*WHAT THE TASK ASKS:* Gather every line that includes the word "ἀνεκήρυξεν", please.

== RECORDS FOR THIS TASK ==

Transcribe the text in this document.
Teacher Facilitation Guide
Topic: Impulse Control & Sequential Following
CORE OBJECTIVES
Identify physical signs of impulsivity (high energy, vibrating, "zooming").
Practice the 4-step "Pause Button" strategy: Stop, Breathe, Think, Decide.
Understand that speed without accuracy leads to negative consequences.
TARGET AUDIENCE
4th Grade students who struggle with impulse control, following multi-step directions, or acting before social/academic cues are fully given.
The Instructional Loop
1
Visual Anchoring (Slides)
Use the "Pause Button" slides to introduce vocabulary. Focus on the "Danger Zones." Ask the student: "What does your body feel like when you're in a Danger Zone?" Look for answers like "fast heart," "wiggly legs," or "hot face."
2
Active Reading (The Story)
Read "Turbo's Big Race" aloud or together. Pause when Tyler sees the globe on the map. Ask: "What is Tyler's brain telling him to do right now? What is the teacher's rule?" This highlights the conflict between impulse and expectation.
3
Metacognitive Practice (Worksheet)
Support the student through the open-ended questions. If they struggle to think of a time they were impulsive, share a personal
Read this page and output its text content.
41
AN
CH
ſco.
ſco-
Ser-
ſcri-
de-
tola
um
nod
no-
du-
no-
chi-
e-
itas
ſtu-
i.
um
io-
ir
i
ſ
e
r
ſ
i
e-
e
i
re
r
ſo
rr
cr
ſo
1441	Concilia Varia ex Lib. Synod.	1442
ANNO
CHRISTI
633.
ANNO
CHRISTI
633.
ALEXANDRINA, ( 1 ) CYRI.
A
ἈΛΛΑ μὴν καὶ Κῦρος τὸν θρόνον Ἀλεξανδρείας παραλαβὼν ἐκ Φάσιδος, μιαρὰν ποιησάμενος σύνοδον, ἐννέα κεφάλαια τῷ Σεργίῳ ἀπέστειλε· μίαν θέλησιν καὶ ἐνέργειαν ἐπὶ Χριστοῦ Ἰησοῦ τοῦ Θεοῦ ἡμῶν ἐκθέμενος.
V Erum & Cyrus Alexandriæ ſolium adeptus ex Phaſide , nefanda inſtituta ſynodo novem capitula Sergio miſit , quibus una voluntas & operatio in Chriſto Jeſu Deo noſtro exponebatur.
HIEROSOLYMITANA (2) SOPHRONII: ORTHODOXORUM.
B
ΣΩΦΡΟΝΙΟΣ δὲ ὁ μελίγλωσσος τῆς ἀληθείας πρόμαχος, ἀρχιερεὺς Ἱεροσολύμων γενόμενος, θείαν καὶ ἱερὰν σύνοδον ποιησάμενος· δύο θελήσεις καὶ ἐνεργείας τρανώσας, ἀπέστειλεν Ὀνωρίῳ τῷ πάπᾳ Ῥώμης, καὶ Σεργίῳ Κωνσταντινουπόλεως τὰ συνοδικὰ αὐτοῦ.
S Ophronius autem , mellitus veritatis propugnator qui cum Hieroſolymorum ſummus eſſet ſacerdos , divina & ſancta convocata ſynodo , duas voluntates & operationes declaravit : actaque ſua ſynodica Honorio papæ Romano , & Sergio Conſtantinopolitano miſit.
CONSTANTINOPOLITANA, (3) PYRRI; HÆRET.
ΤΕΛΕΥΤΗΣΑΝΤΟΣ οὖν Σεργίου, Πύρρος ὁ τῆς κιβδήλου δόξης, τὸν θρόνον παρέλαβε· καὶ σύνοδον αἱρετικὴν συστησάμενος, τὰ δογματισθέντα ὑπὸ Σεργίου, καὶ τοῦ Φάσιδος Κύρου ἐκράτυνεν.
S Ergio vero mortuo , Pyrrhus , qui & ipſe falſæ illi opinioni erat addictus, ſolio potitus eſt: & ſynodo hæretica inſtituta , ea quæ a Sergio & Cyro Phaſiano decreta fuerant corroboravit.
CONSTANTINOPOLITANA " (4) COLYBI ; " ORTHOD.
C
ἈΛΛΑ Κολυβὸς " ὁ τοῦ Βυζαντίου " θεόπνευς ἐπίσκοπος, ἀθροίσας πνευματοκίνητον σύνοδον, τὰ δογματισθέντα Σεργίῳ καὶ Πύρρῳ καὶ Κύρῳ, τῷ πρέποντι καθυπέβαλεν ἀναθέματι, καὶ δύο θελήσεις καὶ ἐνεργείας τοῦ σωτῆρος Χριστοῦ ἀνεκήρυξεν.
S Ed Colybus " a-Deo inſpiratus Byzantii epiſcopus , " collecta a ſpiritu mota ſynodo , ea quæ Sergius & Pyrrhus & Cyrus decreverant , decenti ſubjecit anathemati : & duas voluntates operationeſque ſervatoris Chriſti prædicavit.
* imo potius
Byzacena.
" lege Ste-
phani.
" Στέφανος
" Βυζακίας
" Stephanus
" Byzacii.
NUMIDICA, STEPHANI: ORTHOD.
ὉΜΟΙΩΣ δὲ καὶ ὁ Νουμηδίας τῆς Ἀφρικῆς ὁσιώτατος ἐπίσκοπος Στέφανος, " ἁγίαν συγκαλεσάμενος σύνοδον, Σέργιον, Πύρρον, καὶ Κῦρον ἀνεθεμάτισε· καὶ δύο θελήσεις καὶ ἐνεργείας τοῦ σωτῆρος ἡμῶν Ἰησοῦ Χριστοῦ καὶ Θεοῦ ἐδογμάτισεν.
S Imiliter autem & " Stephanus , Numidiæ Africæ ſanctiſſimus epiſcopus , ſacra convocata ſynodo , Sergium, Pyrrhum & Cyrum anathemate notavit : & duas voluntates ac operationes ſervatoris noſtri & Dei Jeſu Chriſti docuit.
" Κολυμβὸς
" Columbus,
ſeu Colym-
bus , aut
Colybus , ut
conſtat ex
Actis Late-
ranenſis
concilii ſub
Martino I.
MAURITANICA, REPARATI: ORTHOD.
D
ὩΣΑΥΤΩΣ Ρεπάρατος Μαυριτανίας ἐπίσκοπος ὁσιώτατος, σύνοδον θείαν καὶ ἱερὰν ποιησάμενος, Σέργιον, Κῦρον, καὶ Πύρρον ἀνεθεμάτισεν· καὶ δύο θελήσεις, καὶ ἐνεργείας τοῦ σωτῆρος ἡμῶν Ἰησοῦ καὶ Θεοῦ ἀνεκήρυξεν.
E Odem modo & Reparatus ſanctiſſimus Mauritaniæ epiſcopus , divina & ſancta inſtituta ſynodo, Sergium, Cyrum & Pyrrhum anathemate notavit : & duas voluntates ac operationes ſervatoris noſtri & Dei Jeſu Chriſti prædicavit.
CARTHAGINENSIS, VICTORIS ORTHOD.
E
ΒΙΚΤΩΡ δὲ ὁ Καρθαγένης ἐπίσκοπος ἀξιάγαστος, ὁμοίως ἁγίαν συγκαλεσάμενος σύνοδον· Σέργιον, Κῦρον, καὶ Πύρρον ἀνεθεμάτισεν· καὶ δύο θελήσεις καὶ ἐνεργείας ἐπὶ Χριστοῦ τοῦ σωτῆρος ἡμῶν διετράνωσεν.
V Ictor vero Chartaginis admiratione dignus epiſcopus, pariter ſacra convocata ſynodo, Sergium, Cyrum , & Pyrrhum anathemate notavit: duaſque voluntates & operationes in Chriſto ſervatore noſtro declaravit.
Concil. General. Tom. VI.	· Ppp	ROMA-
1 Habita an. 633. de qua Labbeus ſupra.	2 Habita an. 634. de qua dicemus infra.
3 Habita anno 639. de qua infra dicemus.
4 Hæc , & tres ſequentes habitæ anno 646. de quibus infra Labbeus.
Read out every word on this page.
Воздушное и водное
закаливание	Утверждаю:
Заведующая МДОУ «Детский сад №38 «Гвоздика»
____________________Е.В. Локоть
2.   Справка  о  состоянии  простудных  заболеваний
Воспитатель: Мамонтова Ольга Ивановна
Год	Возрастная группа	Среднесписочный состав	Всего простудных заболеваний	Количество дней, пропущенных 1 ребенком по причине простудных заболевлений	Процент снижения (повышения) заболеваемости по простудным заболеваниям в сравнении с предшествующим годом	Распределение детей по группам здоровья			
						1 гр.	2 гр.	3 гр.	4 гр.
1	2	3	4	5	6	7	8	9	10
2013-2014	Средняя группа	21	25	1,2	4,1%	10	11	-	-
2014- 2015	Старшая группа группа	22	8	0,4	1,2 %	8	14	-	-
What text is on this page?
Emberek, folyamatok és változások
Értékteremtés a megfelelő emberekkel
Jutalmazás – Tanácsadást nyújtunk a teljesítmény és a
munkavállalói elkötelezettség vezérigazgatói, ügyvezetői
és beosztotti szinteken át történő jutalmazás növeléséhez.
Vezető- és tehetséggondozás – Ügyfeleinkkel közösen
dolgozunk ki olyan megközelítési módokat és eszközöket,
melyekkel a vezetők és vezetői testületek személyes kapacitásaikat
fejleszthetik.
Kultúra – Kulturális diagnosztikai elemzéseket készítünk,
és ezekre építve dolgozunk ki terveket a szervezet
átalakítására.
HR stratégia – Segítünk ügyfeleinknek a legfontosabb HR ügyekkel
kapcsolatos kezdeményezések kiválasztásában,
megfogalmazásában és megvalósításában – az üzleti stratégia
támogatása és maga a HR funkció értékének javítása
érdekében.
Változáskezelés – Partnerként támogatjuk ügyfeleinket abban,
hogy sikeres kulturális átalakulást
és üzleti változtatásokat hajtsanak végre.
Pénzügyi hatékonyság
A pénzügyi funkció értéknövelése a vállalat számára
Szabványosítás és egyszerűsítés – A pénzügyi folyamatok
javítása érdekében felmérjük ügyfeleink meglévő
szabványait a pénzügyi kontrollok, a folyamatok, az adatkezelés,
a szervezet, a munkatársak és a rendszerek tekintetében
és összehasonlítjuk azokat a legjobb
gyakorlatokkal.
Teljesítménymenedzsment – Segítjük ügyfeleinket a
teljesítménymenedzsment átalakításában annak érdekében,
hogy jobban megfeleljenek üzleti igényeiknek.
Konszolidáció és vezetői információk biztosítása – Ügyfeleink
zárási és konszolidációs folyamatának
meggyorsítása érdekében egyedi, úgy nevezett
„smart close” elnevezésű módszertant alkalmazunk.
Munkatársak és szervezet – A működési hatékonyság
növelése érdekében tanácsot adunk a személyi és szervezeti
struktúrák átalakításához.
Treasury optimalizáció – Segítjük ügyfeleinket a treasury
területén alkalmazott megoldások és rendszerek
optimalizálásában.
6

===

*CORRECT RESPONSE:*
ἈΛΛΑ Κολυβὸς " ὁ τοῦ Βυζαντίου " θεόπνευς ἐπίσκοπος, ἀθροίσας πνευματοκίνητον σύνοδον, τὰ δογματισθέντα Σεργίῳ καὶ Πύρρῳ καὶ Κύρῳ, τῷ πρέποντι καθυπέβαλεν ἀναθέματι, καὶ δύο θελήσεις καὶ ἐνεργείας τοῦ σωτῆρος Χριστοῦ ἀνεκήρυξεν.
ὩΣΑΥΤΩΣ Ρεπάρατος Μαυριτανίας ἐπίσκοπος ὁσιώτατος, σύνοδον θείαν καὶ ἱερὰν ποιησάμενος, Σέργιον, Κῦρον, καὶ Πύρρον ἀνεθεμάτισεν· καὶ δύο θελήσεις, καὶ ἐνεργείας τοῦ σωτῆρος ἡμῶν Ἰησοῦ καὶ Θεοῦ ἀνεκήρυξεν.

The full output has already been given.